▶ _Directions_:
State only how many lines below include the string "value".
- - -
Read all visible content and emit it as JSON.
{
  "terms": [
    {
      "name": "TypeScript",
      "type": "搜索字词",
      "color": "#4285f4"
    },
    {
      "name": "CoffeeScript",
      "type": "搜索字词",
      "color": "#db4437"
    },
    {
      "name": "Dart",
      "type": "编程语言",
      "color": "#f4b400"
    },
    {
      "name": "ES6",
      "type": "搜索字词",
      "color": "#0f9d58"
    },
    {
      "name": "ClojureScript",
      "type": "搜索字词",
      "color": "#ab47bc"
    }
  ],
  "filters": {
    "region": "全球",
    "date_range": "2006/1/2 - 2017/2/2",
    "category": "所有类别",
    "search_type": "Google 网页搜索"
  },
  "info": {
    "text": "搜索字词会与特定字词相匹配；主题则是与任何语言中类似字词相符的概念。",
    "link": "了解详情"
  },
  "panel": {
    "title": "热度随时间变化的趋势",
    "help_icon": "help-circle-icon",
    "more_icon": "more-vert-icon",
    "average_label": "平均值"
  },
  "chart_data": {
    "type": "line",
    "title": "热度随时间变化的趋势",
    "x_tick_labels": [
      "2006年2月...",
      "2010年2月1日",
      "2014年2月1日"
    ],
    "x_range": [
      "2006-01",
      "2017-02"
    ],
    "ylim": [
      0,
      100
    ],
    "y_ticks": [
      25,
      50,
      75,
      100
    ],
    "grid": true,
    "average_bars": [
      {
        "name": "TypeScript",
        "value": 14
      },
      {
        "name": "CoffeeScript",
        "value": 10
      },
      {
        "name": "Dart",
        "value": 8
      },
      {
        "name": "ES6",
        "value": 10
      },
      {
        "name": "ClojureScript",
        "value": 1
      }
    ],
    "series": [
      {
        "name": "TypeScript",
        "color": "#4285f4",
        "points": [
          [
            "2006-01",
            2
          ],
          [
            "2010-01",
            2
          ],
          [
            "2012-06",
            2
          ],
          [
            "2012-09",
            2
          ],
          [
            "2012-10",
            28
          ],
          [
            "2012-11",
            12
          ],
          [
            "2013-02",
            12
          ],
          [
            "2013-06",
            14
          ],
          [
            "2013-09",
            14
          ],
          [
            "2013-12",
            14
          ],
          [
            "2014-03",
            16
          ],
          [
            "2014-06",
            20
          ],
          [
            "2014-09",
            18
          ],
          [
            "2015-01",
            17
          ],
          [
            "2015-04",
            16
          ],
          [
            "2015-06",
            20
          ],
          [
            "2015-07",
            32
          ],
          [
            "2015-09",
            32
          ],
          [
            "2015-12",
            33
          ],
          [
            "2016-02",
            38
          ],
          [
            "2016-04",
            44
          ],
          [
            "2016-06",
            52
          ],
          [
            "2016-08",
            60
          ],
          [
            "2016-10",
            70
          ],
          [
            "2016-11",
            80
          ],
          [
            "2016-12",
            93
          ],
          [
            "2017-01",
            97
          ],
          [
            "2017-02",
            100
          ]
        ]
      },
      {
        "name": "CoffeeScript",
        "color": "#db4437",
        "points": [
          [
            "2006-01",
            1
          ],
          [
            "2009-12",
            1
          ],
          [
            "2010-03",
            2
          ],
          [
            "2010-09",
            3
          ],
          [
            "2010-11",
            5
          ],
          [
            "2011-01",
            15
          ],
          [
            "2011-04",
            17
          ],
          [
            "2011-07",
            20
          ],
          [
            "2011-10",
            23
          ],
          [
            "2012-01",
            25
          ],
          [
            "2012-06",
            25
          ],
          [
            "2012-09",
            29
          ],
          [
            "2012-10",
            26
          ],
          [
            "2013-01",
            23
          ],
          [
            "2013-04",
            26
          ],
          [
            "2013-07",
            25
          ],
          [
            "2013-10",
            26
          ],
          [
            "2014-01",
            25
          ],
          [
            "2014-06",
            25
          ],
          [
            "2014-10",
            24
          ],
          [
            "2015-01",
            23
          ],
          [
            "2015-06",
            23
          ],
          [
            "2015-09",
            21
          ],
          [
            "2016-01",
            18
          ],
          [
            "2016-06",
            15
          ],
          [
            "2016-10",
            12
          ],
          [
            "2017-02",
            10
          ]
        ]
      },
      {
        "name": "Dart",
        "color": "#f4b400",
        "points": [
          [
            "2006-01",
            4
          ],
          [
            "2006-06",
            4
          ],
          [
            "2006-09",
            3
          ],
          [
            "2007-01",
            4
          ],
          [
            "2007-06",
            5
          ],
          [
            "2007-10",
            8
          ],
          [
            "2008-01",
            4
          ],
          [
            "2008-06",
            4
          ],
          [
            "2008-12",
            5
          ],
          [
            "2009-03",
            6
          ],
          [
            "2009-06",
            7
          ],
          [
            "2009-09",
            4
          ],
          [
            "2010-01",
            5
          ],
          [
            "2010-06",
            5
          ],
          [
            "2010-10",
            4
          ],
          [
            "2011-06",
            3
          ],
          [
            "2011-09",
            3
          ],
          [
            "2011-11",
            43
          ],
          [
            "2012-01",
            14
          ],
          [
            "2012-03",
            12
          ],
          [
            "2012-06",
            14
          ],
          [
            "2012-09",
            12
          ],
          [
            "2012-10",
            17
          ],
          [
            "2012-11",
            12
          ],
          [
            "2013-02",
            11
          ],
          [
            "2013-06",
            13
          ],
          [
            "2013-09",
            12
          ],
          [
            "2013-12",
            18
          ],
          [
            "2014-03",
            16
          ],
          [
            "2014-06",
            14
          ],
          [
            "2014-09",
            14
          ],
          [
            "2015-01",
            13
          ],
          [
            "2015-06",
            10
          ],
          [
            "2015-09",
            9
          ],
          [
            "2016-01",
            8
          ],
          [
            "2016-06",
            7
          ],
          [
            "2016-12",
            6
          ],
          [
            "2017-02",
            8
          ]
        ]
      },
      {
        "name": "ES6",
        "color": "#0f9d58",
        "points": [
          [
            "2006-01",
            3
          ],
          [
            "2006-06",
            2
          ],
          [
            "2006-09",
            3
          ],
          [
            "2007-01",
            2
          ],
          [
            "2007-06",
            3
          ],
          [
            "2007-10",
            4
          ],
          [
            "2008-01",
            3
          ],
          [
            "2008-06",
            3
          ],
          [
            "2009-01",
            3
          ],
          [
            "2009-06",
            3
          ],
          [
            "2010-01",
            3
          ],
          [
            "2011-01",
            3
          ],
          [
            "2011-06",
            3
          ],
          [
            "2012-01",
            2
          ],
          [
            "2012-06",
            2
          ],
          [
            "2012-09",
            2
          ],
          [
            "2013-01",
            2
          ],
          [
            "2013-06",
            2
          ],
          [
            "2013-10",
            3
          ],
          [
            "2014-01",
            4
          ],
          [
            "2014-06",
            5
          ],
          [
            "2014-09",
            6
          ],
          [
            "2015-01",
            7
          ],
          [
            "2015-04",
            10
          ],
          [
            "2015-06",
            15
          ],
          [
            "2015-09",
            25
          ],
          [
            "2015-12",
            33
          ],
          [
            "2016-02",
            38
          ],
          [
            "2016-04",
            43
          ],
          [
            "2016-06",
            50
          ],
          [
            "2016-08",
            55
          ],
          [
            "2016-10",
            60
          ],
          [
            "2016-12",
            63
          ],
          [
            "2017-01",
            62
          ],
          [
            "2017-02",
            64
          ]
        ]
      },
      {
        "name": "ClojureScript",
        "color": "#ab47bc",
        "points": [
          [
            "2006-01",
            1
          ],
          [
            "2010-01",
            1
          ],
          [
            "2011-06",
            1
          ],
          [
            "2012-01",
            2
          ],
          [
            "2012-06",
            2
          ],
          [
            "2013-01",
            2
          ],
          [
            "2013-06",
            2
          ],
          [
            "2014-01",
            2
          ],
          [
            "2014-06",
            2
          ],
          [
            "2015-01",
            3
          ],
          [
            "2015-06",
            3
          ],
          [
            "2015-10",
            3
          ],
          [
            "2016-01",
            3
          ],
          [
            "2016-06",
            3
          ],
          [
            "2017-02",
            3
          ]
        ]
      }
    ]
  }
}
- - -
▶ _Correct answer_:
5